#### [任务 1]
能否把下面这篇讲Spark Streaming执行流程的文章中，从“一、StreamingContext初始化过程”开始、一直到“下面来通过一个简单的实例来探究Spark Streaming的执行过程。”为止的部分原样照抄出来？

#### [选段原文]
• • • • •

Spark Streaming执行流程源码剖析

一、StreamingContext初始化过程

在Spark Streaming中使用StreamingContext来操作DStream，这也好比Spark Core中SparkContext对于RDD，DStream可以说是RDD的又一层封装，作用于DStream上的Operation可以大概分为以下两类：

Transformation转换操作。
Output表示输出结果，主要有print，saveAsObjectFiles，saveAsTextFiles。

Spark Streaming主要由3个主要的模块构成。

Master：主要记录DStream之间的依赖关系或者说是血缘关系，并负责任务调度以生成新的RDD。
Worker节点：从网络接收数据，存储并执行RDD的计算。
Client：负责向Spark Streaming中输入数据。

下面来通过一个简单的实例来探究Spark Streaming的执行过程。

val ssc = new StreamingContext(sc,Seconds(2))
val lines = ssc.socketTextStream("localhost",8888)
val words = lines.flatMap(_.split(" "))
val pairs = words.map((word,1))
val wordcount = pairs.reduceByKey(_+_)
wordcount.print()
ssc.start()
ssc.awaitTermination()

在探究之前，我们先来了解一下StreamingContext内部的几个成员变量。

JobScheduler ：用于定期生成Spark Job
DStreamGraph ：包含DStream之间的依赖关系的容器
StreamingTab ：用以Spark Streaming运行作业的监控

在StreamingContext中，各个组件的初始化过程如下：

private[streaming] val conf = sc.conf

  private[streaming] val env = SparkEnv.get

  private[streaming] val graph: DStreamGraph = {
    if (isCheckpointPresent) {
      cp_.graph.setContext(this)
      cp_.graph.restoreCheckpointData()
      cp_.graph
    } else {
      assert(batchDur_ != null, "Batch duration for streaming context cannot be null")
      val newGraph = new DStreamGraph()
      newGraph.setBatchDuration(batchDur_)
      newGraph
    }
  }

  private val nextReceiverInputStreamId = new AtomicInteger(0)

  private[streaming] var checkpointDir: String = {
    if (isCheckpointPresent) {
      sc.setCheckpointDir(cp_.checkpointDir)
      cp_.checkpointDir
    } else {
      null
    }
  }

  private[streaming] val checkpointDuration: Duration = {
    if (isCheckpointPresent) cp_.checkpointDuration else graph.batchDuration
  }

  private[streaming] val scheduler = new JobScheduler(this)

  private[streaming] val waiter = new ContextWaiter

  private[streaming] val progressListener = new StreamingJobProgressListener(this)

• • • • •

#### [任务 2]
能否把下方记录从第一行起，一直到包含“bearish-cross-dot bbox=[400, 602, 409, 611]”的那一行，逐字重复一遍，首尾两行都算在内？

• • • • •

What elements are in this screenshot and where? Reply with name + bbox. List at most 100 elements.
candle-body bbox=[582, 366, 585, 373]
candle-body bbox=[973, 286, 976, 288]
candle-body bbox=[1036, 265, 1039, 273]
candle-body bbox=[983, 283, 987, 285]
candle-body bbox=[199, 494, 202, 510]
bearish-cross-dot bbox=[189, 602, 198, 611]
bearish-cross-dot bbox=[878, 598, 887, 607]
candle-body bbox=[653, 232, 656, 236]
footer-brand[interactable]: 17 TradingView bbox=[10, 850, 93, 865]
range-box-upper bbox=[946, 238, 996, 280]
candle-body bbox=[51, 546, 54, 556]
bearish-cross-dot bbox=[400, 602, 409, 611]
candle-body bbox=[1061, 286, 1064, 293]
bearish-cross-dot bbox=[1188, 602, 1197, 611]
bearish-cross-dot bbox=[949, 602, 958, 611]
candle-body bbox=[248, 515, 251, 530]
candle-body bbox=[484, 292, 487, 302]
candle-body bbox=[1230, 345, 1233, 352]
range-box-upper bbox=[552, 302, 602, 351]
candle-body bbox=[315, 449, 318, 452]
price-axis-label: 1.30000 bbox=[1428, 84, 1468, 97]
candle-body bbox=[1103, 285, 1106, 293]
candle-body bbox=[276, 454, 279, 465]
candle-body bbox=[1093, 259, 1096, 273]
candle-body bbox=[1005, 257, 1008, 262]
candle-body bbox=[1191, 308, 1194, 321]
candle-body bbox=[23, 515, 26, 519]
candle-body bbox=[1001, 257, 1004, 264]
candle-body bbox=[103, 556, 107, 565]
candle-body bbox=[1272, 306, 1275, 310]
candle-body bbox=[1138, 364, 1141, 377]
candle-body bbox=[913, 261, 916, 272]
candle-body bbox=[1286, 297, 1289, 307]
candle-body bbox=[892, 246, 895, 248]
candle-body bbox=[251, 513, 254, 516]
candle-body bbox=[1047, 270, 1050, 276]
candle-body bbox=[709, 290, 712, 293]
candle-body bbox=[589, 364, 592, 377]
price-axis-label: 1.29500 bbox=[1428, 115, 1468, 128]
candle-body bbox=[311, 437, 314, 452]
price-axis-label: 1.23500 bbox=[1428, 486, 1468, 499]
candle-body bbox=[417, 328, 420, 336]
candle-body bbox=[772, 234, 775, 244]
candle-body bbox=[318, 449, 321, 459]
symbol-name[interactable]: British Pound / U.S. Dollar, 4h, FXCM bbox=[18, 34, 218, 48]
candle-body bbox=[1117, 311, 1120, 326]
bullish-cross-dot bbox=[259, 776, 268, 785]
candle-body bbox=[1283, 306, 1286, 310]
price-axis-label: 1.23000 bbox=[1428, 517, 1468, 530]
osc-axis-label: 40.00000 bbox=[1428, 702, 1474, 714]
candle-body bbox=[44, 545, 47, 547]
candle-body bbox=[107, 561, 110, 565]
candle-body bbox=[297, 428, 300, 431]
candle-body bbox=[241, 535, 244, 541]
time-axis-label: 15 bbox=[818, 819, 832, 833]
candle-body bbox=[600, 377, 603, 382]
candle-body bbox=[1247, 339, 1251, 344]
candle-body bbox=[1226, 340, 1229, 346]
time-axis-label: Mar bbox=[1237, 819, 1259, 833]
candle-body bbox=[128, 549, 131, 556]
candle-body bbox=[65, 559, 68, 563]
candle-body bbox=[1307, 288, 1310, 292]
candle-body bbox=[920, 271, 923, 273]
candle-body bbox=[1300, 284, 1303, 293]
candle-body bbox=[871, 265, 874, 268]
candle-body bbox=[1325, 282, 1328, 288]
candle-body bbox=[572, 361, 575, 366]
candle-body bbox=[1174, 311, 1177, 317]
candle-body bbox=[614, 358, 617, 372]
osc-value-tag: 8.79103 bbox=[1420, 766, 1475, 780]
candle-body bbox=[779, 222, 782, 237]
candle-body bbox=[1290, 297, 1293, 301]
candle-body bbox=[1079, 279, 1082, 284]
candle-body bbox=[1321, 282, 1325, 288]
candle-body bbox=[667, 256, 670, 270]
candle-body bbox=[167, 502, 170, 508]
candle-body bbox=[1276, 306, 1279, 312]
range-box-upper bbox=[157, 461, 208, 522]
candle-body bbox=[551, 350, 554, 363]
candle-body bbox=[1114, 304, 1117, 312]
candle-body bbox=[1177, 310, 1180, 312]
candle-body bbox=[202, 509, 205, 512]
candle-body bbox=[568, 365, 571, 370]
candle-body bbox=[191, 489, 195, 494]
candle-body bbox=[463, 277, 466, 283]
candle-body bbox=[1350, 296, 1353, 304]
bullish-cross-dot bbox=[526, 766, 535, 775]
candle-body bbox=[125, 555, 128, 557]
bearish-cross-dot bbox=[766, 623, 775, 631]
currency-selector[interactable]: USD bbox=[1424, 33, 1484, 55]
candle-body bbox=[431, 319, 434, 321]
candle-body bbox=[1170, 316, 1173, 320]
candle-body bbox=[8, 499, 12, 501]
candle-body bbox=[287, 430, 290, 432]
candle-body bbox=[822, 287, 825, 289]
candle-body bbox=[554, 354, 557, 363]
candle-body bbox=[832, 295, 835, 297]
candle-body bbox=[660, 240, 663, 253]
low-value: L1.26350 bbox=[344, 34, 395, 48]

• • • • •

#### [回答 1]
一、StreamingContext初始化过程

在Spark Streaming中使用StreamingContext来操作DStream，这也好比Spark Core中SparkContext对于RDD，DStream可以说是RDD的又一层封装，作用于DStream上的Operation可以大概分为以下两类：

Transformation转换操作。
Output表示输出结果，主要有print，saveAsObjectFiles，saveAsTextFiles。

Spark Streaming主要由3个主要的模块构成。

Master：主要记录DStream之间的依赖关系或者说是血缘关系，并负责任务调度以生成新的RDD。
Worker节点：从网络接收数据，存储并执行RDD的计算。
Client：负责向Spark Streaming中输入数据。

下面来通过一个简单的实例来探究Spark Streaming的执行过程。

#### [回答 2]
What elements are in this screenshot and where? Reply with name + bbox. List at most 100 elements.
candle-body bbox=[582, 366, 585, 373]
candle-body bbox=[973, 286, 976, 288]
candle-body bbox=[1036, 265, 1039, 273]
candle-body bbox=[983, 283, 987, 285]
candle-body bbox=[199, 494, 202, 510]
bearish-cross-dot bbox=[189, 602, 198, 611]
bearish-cross-dot bbox=[878, 598, 887, 607]
candle-body bbox=[653, 232, 656, 236]
footer-brand[interactable]: 17 TradingView bbox=[10, 850, 93, 865]
range-box-upper bbox=[946, 238, 996, 280]
candle-body bbox=[51, 546, 54, 556]
bearish-cross-dot bbox=[400, 602, 409, 611]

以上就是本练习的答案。